■ Required work
Collect all the lines that mention the word "Position".

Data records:
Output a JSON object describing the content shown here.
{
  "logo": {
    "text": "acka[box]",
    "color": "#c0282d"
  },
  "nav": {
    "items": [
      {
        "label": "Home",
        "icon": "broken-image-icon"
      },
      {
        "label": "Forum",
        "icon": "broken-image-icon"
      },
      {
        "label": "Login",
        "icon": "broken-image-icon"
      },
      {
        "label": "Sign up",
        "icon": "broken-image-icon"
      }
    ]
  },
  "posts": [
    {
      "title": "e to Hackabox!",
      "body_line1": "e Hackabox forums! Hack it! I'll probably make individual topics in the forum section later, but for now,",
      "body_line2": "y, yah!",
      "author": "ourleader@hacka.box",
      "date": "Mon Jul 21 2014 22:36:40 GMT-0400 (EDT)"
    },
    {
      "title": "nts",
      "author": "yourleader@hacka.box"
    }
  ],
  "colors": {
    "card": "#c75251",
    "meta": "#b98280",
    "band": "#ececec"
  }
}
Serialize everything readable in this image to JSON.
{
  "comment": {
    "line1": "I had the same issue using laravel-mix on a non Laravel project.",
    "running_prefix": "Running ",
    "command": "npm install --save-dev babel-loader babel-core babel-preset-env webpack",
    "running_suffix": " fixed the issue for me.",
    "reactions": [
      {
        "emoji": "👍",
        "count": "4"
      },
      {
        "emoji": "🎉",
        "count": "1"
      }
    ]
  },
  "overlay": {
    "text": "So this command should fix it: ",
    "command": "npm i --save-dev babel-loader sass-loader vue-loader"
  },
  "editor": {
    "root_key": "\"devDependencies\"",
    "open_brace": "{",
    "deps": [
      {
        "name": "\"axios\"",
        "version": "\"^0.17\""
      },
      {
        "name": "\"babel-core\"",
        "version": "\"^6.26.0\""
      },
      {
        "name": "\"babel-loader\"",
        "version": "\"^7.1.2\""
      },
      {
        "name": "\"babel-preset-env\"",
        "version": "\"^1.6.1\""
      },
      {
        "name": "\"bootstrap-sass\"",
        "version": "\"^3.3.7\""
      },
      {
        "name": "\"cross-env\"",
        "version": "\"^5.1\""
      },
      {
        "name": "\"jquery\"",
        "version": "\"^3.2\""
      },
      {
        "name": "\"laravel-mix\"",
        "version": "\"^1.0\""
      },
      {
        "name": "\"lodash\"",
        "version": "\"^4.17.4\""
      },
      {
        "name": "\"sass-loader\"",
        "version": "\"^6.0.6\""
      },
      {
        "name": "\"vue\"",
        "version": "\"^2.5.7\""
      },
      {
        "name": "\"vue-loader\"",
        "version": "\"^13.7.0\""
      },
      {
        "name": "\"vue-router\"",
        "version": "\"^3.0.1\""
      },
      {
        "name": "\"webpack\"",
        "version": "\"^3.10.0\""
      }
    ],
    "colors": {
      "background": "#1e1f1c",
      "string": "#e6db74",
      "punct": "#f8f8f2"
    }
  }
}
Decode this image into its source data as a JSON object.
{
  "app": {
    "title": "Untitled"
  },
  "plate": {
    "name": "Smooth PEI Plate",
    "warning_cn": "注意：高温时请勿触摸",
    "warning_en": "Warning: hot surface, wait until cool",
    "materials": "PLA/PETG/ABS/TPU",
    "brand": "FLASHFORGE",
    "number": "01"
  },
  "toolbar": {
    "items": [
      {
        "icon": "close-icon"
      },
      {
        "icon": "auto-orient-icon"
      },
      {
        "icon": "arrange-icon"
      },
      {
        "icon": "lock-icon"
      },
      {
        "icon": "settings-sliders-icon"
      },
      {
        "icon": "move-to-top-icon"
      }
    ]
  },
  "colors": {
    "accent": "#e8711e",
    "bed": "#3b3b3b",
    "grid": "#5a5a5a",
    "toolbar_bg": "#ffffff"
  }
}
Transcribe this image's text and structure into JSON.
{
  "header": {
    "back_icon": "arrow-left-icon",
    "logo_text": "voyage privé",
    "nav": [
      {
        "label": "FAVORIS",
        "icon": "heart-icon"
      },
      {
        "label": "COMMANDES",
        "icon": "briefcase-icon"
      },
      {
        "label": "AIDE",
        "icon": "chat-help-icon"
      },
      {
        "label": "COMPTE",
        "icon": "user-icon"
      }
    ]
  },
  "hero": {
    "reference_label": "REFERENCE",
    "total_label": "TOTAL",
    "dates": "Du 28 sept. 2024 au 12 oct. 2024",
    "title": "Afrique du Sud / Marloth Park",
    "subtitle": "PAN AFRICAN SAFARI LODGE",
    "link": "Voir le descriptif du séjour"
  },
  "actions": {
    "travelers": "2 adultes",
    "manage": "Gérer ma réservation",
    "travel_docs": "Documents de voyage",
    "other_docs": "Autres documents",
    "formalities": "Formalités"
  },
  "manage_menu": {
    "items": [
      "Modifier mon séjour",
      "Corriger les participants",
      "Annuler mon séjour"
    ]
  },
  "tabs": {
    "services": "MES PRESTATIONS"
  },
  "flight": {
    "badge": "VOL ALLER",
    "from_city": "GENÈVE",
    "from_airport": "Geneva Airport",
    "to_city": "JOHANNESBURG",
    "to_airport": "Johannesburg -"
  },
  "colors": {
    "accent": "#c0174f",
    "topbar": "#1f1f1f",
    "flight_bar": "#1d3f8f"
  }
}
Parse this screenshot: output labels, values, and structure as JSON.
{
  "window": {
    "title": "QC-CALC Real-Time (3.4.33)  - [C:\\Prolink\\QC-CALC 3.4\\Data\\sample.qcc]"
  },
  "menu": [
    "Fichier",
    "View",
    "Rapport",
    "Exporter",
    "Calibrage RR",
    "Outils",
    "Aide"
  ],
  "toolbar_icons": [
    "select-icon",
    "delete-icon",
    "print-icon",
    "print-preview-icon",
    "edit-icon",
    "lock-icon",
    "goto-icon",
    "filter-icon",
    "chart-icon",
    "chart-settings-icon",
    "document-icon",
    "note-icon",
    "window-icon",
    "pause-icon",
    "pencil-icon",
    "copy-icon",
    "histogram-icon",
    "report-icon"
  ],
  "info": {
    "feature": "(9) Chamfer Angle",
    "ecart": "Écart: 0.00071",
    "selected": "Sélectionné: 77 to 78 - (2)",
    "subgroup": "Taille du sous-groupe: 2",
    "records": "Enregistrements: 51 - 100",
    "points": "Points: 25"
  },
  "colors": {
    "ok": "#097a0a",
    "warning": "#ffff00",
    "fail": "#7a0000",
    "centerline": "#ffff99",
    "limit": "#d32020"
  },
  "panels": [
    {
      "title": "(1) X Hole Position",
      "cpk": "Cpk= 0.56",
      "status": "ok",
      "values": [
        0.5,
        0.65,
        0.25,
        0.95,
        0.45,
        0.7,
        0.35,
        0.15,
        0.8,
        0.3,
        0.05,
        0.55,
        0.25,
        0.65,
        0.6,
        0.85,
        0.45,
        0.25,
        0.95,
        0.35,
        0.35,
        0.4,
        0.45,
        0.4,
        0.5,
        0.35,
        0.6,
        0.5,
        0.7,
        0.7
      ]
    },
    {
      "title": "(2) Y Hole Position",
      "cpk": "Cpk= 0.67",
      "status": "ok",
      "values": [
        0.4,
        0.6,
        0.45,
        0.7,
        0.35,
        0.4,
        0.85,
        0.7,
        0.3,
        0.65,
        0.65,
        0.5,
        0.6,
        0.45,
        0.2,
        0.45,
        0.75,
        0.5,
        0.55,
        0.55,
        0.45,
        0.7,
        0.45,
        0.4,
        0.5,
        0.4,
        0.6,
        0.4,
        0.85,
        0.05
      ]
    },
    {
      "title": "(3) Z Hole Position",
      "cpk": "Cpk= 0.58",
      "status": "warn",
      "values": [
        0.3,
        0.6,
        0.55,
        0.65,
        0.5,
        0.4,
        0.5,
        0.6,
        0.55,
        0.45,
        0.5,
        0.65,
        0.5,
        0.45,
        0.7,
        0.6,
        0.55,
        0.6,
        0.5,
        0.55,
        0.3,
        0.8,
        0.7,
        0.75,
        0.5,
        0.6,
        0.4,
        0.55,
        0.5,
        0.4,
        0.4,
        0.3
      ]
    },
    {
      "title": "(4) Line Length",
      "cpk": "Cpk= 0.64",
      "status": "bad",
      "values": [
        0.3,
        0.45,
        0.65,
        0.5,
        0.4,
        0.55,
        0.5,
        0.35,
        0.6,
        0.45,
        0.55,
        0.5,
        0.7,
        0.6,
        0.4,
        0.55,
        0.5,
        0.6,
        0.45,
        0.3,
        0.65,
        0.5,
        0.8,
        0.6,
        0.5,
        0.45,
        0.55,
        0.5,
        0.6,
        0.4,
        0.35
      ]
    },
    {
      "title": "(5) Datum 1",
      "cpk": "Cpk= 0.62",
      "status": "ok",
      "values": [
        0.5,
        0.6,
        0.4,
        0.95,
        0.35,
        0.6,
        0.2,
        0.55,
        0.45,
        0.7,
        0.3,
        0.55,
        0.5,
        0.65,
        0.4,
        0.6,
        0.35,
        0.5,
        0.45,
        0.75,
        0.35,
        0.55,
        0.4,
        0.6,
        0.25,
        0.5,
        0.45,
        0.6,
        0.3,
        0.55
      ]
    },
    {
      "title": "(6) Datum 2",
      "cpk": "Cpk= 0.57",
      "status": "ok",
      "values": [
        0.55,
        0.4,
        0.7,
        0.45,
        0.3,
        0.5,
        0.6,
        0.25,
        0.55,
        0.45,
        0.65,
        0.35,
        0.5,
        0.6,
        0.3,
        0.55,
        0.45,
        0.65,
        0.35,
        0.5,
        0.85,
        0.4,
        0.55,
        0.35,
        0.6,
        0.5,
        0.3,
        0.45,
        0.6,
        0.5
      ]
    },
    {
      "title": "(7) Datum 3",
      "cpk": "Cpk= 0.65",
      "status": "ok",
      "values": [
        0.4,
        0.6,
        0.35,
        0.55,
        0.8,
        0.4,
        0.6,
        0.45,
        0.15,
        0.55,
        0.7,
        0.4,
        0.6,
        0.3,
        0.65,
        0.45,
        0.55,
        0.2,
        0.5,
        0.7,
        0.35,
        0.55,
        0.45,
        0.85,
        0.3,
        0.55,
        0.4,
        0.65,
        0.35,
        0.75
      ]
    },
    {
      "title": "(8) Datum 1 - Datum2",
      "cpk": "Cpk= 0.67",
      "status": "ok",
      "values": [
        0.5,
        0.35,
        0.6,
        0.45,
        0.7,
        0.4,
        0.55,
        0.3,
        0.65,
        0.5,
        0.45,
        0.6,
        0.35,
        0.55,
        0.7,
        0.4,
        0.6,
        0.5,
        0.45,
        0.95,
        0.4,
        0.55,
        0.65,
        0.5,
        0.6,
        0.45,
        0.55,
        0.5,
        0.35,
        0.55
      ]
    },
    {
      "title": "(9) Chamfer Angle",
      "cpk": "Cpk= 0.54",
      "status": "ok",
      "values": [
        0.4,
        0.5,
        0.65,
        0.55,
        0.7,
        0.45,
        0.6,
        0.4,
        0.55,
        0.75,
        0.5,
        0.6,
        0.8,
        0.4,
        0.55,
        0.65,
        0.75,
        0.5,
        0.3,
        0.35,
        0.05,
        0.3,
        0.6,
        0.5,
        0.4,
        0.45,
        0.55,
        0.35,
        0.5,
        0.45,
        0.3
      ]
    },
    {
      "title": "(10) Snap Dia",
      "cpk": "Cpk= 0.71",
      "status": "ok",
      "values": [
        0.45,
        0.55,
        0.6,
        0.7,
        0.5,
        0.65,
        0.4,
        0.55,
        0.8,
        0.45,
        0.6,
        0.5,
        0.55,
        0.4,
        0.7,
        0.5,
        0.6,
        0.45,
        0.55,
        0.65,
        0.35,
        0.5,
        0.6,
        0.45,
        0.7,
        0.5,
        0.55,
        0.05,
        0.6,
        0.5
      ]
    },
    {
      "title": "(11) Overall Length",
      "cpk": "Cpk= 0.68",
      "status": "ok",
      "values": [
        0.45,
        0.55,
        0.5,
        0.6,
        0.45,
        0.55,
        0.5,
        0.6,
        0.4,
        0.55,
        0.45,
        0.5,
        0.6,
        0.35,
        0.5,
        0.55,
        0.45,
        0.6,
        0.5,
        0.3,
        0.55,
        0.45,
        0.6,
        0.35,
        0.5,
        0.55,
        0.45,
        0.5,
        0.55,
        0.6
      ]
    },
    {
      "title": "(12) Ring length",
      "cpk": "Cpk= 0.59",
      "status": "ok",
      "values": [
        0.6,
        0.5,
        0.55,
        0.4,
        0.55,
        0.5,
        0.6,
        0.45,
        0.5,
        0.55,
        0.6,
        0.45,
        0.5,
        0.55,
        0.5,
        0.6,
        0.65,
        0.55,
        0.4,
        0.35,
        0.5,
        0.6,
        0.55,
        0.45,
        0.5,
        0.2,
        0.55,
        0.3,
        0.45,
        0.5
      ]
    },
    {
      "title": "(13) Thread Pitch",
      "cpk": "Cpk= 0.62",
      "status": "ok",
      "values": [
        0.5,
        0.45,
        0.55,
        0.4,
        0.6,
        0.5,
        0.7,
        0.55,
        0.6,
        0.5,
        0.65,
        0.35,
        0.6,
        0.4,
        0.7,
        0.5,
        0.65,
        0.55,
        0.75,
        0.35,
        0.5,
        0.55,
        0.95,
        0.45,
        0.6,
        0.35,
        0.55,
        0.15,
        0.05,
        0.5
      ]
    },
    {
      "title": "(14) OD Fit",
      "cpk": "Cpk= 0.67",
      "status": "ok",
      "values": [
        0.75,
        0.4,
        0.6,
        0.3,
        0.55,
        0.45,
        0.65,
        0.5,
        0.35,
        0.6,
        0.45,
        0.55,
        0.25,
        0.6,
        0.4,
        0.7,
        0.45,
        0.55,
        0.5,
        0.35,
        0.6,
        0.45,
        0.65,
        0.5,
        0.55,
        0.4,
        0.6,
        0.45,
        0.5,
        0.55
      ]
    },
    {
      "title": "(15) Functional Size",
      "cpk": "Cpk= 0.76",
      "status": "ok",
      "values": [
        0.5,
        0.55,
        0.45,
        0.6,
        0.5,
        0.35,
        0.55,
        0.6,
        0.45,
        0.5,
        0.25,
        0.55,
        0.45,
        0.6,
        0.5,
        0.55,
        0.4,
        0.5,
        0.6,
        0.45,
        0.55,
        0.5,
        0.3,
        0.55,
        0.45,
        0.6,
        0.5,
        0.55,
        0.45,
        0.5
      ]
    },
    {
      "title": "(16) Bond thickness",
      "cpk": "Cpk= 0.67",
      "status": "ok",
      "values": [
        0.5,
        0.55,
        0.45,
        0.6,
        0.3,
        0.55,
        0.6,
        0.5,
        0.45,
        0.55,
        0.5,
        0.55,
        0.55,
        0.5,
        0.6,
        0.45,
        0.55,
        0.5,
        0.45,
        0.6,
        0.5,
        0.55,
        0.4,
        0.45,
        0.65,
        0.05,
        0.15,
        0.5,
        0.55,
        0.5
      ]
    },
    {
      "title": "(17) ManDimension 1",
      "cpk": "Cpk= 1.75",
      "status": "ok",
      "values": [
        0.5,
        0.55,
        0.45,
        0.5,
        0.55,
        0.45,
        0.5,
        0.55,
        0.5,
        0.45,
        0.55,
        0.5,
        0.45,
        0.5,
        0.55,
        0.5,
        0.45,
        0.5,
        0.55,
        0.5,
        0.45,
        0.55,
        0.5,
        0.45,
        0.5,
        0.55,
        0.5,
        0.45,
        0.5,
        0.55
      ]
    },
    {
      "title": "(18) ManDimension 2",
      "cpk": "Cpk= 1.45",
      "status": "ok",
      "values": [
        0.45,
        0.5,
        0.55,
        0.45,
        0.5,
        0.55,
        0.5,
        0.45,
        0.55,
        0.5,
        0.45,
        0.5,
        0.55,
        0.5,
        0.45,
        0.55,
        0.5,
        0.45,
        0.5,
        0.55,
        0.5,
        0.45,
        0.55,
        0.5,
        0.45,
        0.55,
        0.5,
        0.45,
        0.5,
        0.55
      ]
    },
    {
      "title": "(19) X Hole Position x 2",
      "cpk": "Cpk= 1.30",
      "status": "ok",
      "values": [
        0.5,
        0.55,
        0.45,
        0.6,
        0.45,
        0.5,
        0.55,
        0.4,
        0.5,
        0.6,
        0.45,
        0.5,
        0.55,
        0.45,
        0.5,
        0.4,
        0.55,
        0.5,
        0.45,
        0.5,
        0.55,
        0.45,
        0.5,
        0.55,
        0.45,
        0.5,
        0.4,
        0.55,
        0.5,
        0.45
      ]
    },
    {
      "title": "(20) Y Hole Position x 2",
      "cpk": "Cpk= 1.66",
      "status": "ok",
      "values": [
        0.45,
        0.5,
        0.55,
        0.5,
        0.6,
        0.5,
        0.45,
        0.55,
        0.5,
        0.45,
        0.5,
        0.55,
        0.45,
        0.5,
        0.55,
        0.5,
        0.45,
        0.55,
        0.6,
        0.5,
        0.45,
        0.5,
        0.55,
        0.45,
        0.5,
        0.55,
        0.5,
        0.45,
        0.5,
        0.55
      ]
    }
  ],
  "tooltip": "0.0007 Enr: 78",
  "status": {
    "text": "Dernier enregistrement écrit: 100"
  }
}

■ Complete output
      "title": "(1) X Hole Position",
      "title": "(2) Y Hole Position",
      "title": "(3) Z Hole Position",
      "title": "(19) X Hole Position x 2",
      "title": "(20) Y Hole Position x 2",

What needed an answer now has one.